■ Instructions to follow ■
Please copy out every line of the records below without changing anything, and leave the pictures out.

#### Records provided ####

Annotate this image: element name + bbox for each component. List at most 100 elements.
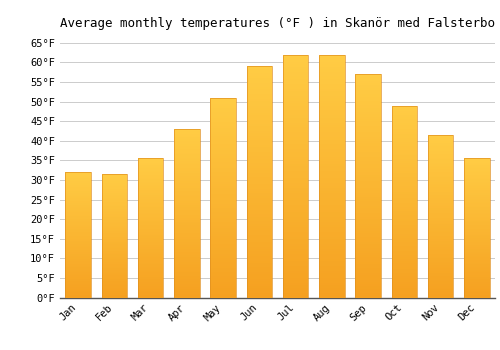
Bar	[283, 210, 308, 212]
Bar	[283, 113, 308, 115]
Bar	[210, 186, 236, 188]
Bar	[283, 256, 308, 259]
Bar	[356, 74, 381, 298]
Bar	[428, 223, 454, 224]
Bar	[319, 60, 344, 62]
Bar	[66, 175, 91, 176]
Bar	[174, 186, 200, 188]
Bar	[464, 224, 489, 225]
Bar	[210, 289, 236, 292]
Bar	[210, 272, 236, 273]
Bar	[392, 261, 417, 263]
Bar	[138, 279, 164, 281]
Bar	[319, 283, 344, 285]
Bar	[319, 149, 344, 152]
Bar	[246, 189, 272, 191]
Bar	[319, 196, 344, 198]
Bar	[356, 144, 381, 146]
Bar	[464, 169, 489, 171]
Bar	[392, 178, 417, 180]
Bar	[428, 153, 454, 154]
Bar	[392, 234, 417, 236]
Bar	[392, 230, 417, 232]
Bar	[356, 83, 381, 85]
Bar	[138, 266, 164, 267]
Bar	[210, 260, 236, 261]
Bar	[66, 260, 91, 261]
Bar	[283, 208, 308, 210]
Bar	[319, 140, 344, 142]
Bar	[428, 281, 454, 283]
Bar	[210, 295, 236, 298]
Bar	[319, 103, 344, 106]
Bar	[174, 136, 200, 138]
Bar	[66, 180, 91, 181]
Bar	[283, 84, 308, 86]
Bar	[464, 161, 489, 163]
Bar	[283, 212, 308, 215]
Bar	[210, 228, 236, 230]
Bar	[210, 270, 236, 272]
Bar	[102, 216, 127, 217]
Bar	[210, 210, 236, 212]
Bar	[392, 121, 417, 123]
Bar	[174, 235, 200, 237]
Bar	[174, 269, 200, 271]
Bar	[283, 86, 308, 89]
Bar	[464, 211, 489, 213]
Bar	[102, 283, 127, 284]
Bar	[319, 256, 344, 259]
Bar	[210, 273, 236, 275]
Bar	[246, 66, 272, 69]
Bar	[246, 212, 272, 214]
Bar	[283, 159, 308, 161]
Bar	[102, 243, 127, 244]
Bar	[464, 286, 489, 288]
Bar	[464, 185, 489, 186]
Bar	[428, 228, 454, 229]
Bar	[138, 289, 164, 290]
Bar	[246, 156, 272, 159]
Bar	[428, 179, 454, 181]
Bar	[392, 148, 417, 150]
Bar	[210, 205, 236, 208]
Bar	[392, 219, 417, 221]
Bar	[356, 150, 381, 152]
Bar	[210, 114, 236, 116]
Bar	[246, 87, 272, 90]
Bar	[66, 177, 91, 178]
Bar	[138, 210, 164, 211]
Bar	[283, 125, 308, 127]
Bar	[102, 218, 127, 220]
Bar	[246, 210, 272, 212]
Bar	[102, 184, 127, 185]
Bar	[319, 122, 344, 125]
Bar	[283, 295, 308, 298]
Bar	[66, 284, 91, 285]
Bar	[283, 193, 308, 196]
Bar	[138, 243, 164, 245]
Bar	[283, 205, 308, 208]
Bar	[319, 86, 344, 89]
Bar	[66, 250, 91, 251]
Bar	[356, 257, 381, 260]
Bar	[392, 296, 417, 298]
Bar	[246, 182, 272, 184]
Bar	[66, 261, 91, 262]
Bar	[464, 268, 489, 270]
Bar	[464, 266, 489, 267]
Bar	[319, 203, 344, 205]
Bar	[392, 223, 417, 225]
Bar	[319, 225, 344, 227]
Bar	[283, 91, 308, 93]
Bar	[174, 277, 200, 279]
Bar	[392, 215, 417, 217]
Bar	[319, 156, 344, 159]
Bar	[428, 203, 454, 205]
Bar	[246, 140, 272, 143]
Bar	[356, 74, 381, 76]
Bar	[66, 259, 91, 260]
Bar	[174, 213, 200, 215]
Bar	[102, 295, 127, 296]
Bar	[102, 175, 127, 176]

####

■ Right answer ■
Annotate this image: element name + bbox for each component. List at most 100 elements.
Bar	[283, 210, 308, 212]
Bar	[283, 113, 308, 115]
Bar	[210, 186, 236, 188]
Bar	[283, 256, 308, 259]
Bar	[356, 74, 381, 298]
Bar	[428, 223, 454, 224]
Bar	[319, 60, 344, 62]
Bar	[66, 175, 91, 176]
Bar	[174, 186, 200, 188]
Bar	[464, 224, 489, 225]
Bar	[210, 289, 236, 292]
Bar	[210, 272, 236, 273]
Bar	[392, 261, 417, 263]
Bar	[138, 279, 164, 281]
Bar	[319, 283, 344, 285]
Bar	[319, 149, 344, 152]
Bar	[246, 189, 272, 191]
Bar	[319, 196, 344, 198]
Bar	[356, 144, 381, 146]
Bar	[464, 169, 489, 171]
Bar	[392, 178, 417, 180]
Bar	[428, 153, 454, 154]
Bar	[392, 234, 417, 236]
Bar	[392, 230, 417, 232]
Bar	[356, 83, 381, 85]
Bar	[138, 266, 164, 267]
Bar	[210, 260, 236, 261]
Bar	[66, 260, 91, 261]
Bar	[283, 208, 308, 210]
Bar	[319, 140, 344, 142]
Bar	[428, 281, 454, 283]
Bar	[210, 295, 236, 298]
Bar	[319, 103, 344, 106]
Bar	[174, 136, 200, 138]
Bar	[66, 180, 91, 181]
Bar	[283, 84, 308, 86]
Bar	[464, 161, 489, 163]
Bar	[283, 212, 308, 215]
Bar	[210, 228, 236, 230]
Bar	[210, 270, 236, 272]
Bar	[102, 216, 127, 217]
Bar	[210, 210, 236, 212]
Bar	[392, 121, 417, 123]
Bar	[174, 235, 200, 237]
Bar	[174, 269, 200, 271]
Bar	[283, 86, 308, 89]
Bar	[464, 211, 489, 213]
Bar	[102, 283, 127, 284]
Bar	[319, 256, 344, 259]
Bar	[210, 273, 236, 275]
Bar	[246, 66, 272, 69]
Bar	[246, 212, 272, 214]
Bar	[283, 159, 308, 161]
Bar	[102, 243, 127, 244]
Bar	[464, 286, 489, 288]
Bar	[464, 185, 489, 186]
Bar	[428, 228, 454, 229]
Bar	[138, 289, 164, 290]
Bar	[246, 156, 272, 159]
Bar	[428, 179, 454, 181]
Bar	[392, 148, 417, 150]
Bar	[210, 205, 236, 208]
Bar	[392, 219, 417, 221]
Bar	[356, 150, 381, 152]
Bar	[210, 114, 236, 116]
Bar	[246, 87, 272, 90]
Bar	[66, 177, 91, 178]
Bar	[138, 210, 164, 211]
Bar	[283, 125, 308, 127]
Bar	[102, 218, 127, 220]
Bar	[246, 210, 272, 212]
Bar	[102, 184, 127, 185]
Bar	[319, 122, 344, 125]
Bar	[283, 295, 308, 298]
Bar	[66, 284, 91, 285]
Bar	[283, 193, 308, 196]
Bar	[138, 243, 164, 245]
Bar	[283, 205, 308, 208]
Bar	[319, 86, 344, 89]
Bar	[66, 250, 91, 251]
Bar	[356, 257, 381, 260]
Bar	[392, 296, 417, 298]
Bar	[246, 182, 272, 184]
Bar	[66, 261, 91, 262]
Bar	[464, 268, 489, 270]
Bar	[464, 266, 489, 267]
Bar	[319, 203, 344, 205]
Bar	[392, 223, 417, 225]
Bar	[319, 225, 344, 227]
Bar	[283, 91, 308, 93]
Bar	[174, 277, 200, 279]
Bar	[392, 215, 417, 217]
Bar	[319, 156, 344, 159]
Bar	[428, 203, 454, 205]
Bar	[246, 140, 272, 143]
Bar	[356, 74, 381, 76]
Bar	[66, 259, 91, 260]
Bar	[174, 213, 200, 215]
Bar	[102, 295, 127, 296]
Bar	[102, 175, 127, 176]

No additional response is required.